• What you will do: Output the section of the forum thread on plowing insurance that starts at the words "Better yet if" and ends after the words "it's part time.", copied word for word.

• Text passage:
..............................

He has hired them and like hiring any contractor ,if that contractor gets hurt and doesn't have insurance, the homeowner becomes the deep pocket.
As someone in this thread suggested,give your insurance agent a call.If they don't know all of the answers to your questions....get another agent!
Better yet if you belong to a business group in your town ,have a insurance agent or a few come and give a talk to your group.We have had them talk from time to time with our local landlord group and it opened some eyes. Just a thought .....


----------



## bobingardner (Jul 18, 2004)

RJNewman - I'd love to plow full time in addition to something like small engine repair and selling outdoor power equipment and have been trying to talk my brother into starting up a small business. But at the moment it's part time. 

I suspect they wouldn't bother investigating a minor property accident but something involving personal injury would be a different story. The application had a sheet to describe the business and specifically stated snow plowing. If there's no mention of snow plowing or business rating on the policy when it arrives I'll follow-up with Commerce. 

As much as I hate to admit it I have to side with the insurance company on this. If I'm regularly using my truck in a way that increases the risk of an accident, and I fail to inform them or this, it would be reasonable for them to refuse to honor a claim. Even if I'm doing it as a favor.

Thanks Mick. You predicted something like this in a previous reply. The more I think about paying customers the more enthusiastic I get for plowing.


----------

..............................

• Available data:

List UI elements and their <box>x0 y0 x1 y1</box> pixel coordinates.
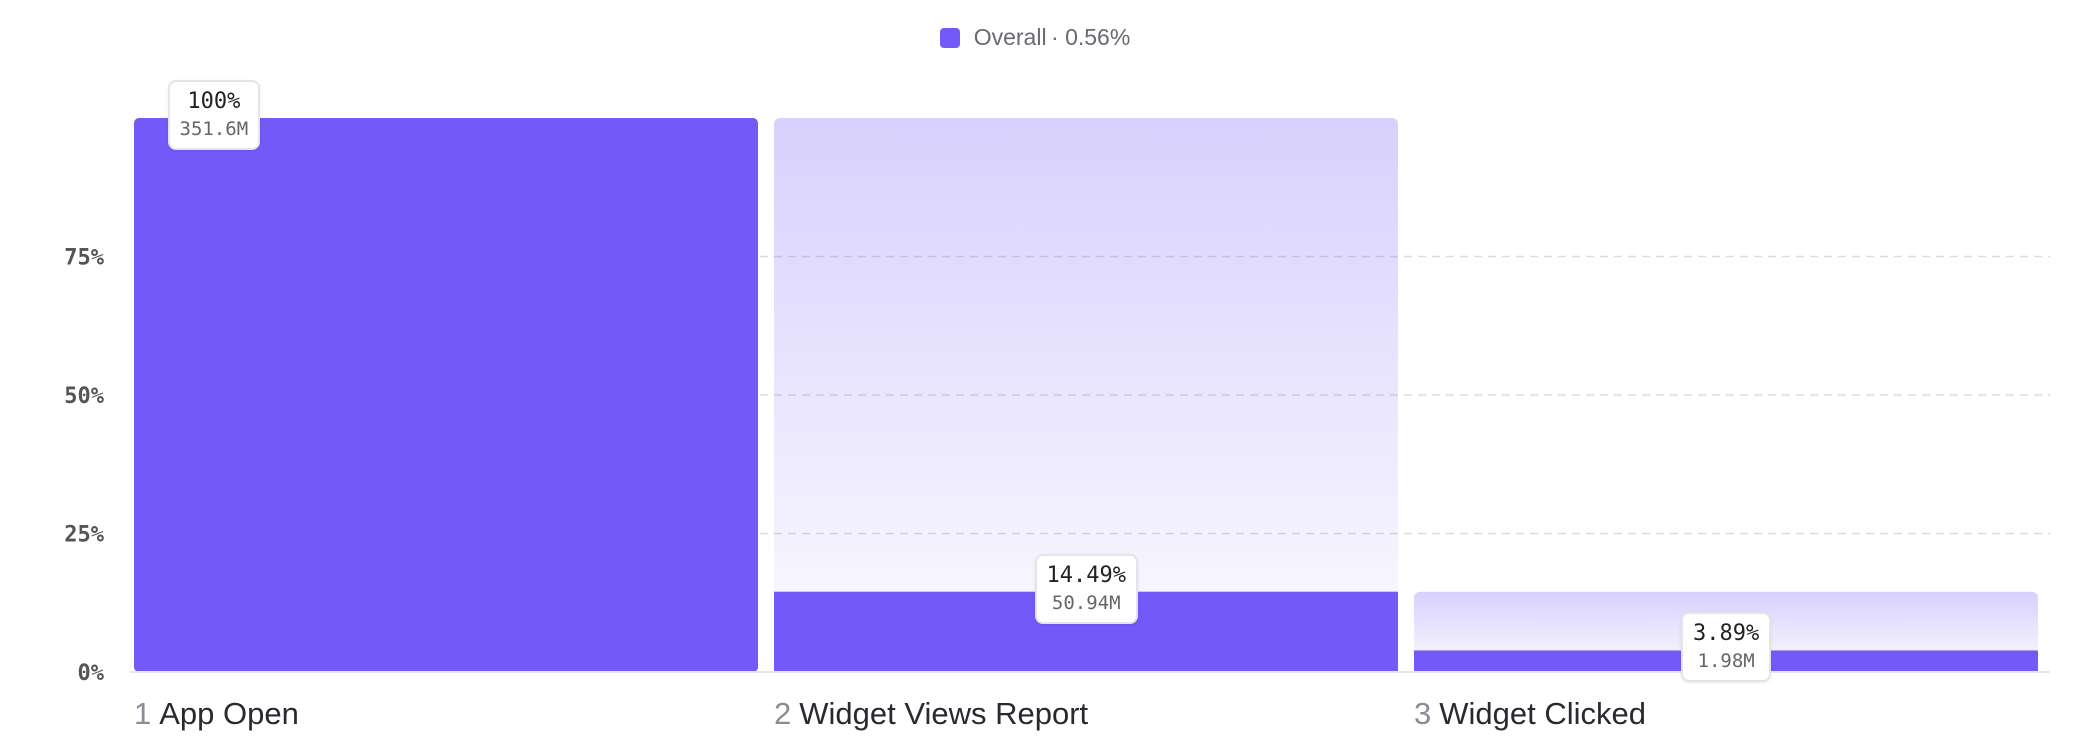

..............................

• Answer for this exercise:
Better yet if you belong to a business group in your town ,have a insurance agent or a few come and give a talk to your group.We have had them talk from time to time with our local landlord group and it opened some eyes. Just a thought .....


----------



## bobingardner (Jul 18, 2004)

RJNewman - I'd love to plow full time in addition to something like small engine repair and selling outdoor power equipment and have been trying to talk my brother into starting up a small business. But at the moment it's part time.